Task requirements -> Nothing may be dropped or altered: reproduce all the data.
____
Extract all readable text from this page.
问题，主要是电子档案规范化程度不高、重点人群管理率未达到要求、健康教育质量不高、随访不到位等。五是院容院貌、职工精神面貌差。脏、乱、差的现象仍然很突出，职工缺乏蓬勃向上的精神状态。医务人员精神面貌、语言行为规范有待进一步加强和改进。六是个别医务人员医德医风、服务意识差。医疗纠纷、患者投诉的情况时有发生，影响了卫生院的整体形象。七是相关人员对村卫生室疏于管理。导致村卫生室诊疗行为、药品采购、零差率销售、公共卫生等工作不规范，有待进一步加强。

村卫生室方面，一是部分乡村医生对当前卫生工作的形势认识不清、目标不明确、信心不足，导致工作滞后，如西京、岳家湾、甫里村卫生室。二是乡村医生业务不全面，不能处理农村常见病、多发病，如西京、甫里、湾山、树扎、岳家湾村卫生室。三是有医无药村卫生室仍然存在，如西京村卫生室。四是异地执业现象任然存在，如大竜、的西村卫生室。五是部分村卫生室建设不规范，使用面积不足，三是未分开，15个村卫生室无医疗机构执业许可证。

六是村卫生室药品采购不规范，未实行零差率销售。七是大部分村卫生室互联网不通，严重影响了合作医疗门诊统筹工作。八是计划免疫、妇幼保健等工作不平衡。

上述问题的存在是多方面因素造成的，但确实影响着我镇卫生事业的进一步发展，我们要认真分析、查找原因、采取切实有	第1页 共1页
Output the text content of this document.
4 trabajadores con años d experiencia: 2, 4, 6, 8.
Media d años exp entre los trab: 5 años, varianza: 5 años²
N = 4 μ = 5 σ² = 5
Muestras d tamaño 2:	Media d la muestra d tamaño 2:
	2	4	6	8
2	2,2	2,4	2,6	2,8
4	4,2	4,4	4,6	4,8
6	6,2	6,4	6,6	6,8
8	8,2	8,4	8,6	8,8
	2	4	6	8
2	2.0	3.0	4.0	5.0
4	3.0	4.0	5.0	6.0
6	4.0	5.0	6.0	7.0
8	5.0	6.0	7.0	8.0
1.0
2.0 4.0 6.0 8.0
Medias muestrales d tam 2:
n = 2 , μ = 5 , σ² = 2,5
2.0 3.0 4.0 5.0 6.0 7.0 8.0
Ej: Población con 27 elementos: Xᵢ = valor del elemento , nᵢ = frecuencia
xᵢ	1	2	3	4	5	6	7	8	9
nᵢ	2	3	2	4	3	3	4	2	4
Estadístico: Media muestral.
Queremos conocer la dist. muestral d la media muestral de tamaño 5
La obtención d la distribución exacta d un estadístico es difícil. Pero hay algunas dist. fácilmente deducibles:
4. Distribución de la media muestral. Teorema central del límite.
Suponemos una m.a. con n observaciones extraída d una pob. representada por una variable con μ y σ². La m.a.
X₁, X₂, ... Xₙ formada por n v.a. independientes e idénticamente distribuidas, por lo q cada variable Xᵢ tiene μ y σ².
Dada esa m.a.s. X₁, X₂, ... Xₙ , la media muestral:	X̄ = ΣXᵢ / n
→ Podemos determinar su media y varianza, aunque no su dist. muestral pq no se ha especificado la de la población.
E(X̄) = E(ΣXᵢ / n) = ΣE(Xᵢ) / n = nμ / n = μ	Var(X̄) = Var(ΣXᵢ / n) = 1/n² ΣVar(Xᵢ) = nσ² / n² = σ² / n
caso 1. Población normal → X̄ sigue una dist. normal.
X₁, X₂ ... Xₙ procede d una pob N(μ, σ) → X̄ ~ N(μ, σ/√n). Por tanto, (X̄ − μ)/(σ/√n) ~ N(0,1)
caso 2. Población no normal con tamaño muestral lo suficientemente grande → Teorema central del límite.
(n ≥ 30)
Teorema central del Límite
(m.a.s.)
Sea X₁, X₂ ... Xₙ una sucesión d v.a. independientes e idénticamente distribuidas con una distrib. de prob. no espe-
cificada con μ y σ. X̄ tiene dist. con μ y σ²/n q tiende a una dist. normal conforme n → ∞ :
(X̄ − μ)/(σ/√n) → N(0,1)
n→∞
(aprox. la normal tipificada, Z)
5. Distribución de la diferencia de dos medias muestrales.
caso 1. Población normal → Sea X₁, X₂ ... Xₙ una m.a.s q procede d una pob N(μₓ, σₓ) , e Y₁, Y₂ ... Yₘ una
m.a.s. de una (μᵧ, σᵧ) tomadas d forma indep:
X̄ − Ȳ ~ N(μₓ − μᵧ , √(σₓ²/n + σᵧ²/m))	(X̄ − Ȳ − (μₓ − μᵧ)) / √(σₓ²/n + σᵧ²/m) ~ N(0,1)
____
Task solution ->
Extract all readable text from this page.
问题，主要是电子档案规范化程度不高、重点人群管理率未达到要求、健康教育质量不高、随访不到位等。五是院容院貌、职工精神面貌差。脏、乱、差的现象仍然很突出，职工缺乏蓬勃向上的精神状态。医务人员精神面貌、语言行为规范有待进一步加强和改进。六是个别医务人员医德医风、服务意识差。医疗纠纷、患者投诉的情况时有发生，影响了卫生院的整体形象。七是相关人员对村卫生室疏于管理。导致村卫生室诊疗行为、药品采购、零差率销售、公共卫生等工作不规范，有待进一步加强。

村卫生室方面，一是部分乡村医生对当前卫生工作的形势认识不清、目标不明确、信心不足，导致工作滞后，如西京、岳家湾、甫里村卫生室。二是乡村医生业务不全面，不能处理农村常见病、多发病，如西京、甫里、湾山、树扎、岳家湾村卫生室。三是有医无药村卫生室仍然存在，如西京村卫生室。四是异地执业现象任然存在，如大竜、的西村卫生室。五是部分村卫生室建设不规范，使用面积不足，三是未分开，15个村卫生室无医疗机构执业许可证。

六是村卫生室药品采购不规范，未实行零差率销售。七是大部分村卫生室互联网不通，严重影响了合作医疗门诊统筹工作。八是计划免疫、妇幼保健等工作不平衡。

上述问题的存在是多方面因素造成的，但确实影响着我镇卫生事业的进一步发展，我们要认真分析、查找原因、采取切实有	第1页 共1页
Output the text content of this document.
4 trabajadores con años d experiencia: 2, 4, 6, 8.
Media d años exp entre los trab: 5 años, varianza: 5 años²
N = 4 μ = 5 σ² = 5
Muestras d tamaño 2:	Media d la muestra d tamaño 2:
	2	4	6	8
2	2,2	2,4	2,6	2,8
4	4,2	4,4	4,6	4,8
6	6,2	6,4	6,6	6,8
8	8,2	8,4	8,6	8,8
	2	4	6	8
2	2.0	3.0	4.0	5.0
4	3.0	4.0	5.0	6.0
6	4.0	5.0	6.0	7.0
8	5.0	6.0	7.0	8.0
1.0
2.0 4.0 6.0 8.0
Medias muestrales d tam 2:
n = 2 , μ = 5 , σ² = 2,5
2.0 3.0 4.0 5.0 6.0 7.0 8.0
Ej: Población con 27 elementos: Xᵢ = valor del elemento , nᵢ = frecuencia
xᵢ	1	2	3	4	5	6	7	8	9
nᵢ	2	3	2	4	3	3	4	2	4
Estadístico: Media muestral.
Queremos conocer la dist. muestral d la media muestral de tamaño 5
La obtención d la distribución exacta d un estadístico es difícil. Pero hay algunas dist. fácilmente deducibles:
4. Distribución de la media muestral. Teorema central del límite.
Suponemos una m.a. con n observaciones extraída d una pob. representada por una variable con μ y σ². La m.a.
X₁, X₂, ... Xₙ formada por n v.a. independientes e idénticamente distribuidas, por lo q cada variable Xᵢ tiene μ y σ².
Dada esa m.a.s. X₁, X₂, ... Xₙ , la media muestral:	X̄ = ΣXᵢ / n
→ Podemos determinar su media y varianza, aunque no su dist. muestral pq no se ha especificado la de la población.
E(X̄) = E(ΣXᵢ / n) = ΣE(Xᵢ) / n = nμ / n = μ	Var(X̄) = Var(ΣXᵢ / n) = 1/n² ΣVar(Xᵢ) = nσ² / n² = σ² / n
caso 1. Población normal → X̄ sigue una dist. normal.
X₁, X₂ ... Xₙ procede d una pob N(μ, σ) → X̄ ~ N(μ, σ/√n). Por tanto, (X̄ − μ)/(σ/√n) ~ N(0,1)
caso 2. Población no normal con tamaño muestral lo suficientemente grande → Teorema central del límite.
(n ≥ 30)
Teorema central del Límite
(m.a.s.)
Sea X₁, X₂ ... Xₙ una sucesión d v.a. independientes e idénticamente distribuidas con una distrib. de prob. no espe-
cificada con μ y σ. X̄ tiene dist. con μ y σ²/n q tiende a una dist. normal conforme n → ∞ :
(X̄ − μ)/(σ/√n) → N(0,1)
n→∞
(aprox. la normal tipificada, Z)
5. Distribución de la diferencia de dos medias muestrales.
caso 1. Población normal → Sea X₁, X₂ ... Xₙ una m.a.s q procede d una pob N(μₓ, σₓ) , e Y₁, Y₂ ... Yₘ una
m.a.s. de una (μᵧ, σᵧ) tomadas d forma indep:
X̄ − Ȳ ~ N(μₓ − μᵧ , √(σₓ²/n + σᵧ²/m))	(X̄ − Ȳ − (μₓ − μᵧ)) / √(σₓ²/n + σᵧ²/m) ~ N(0,1)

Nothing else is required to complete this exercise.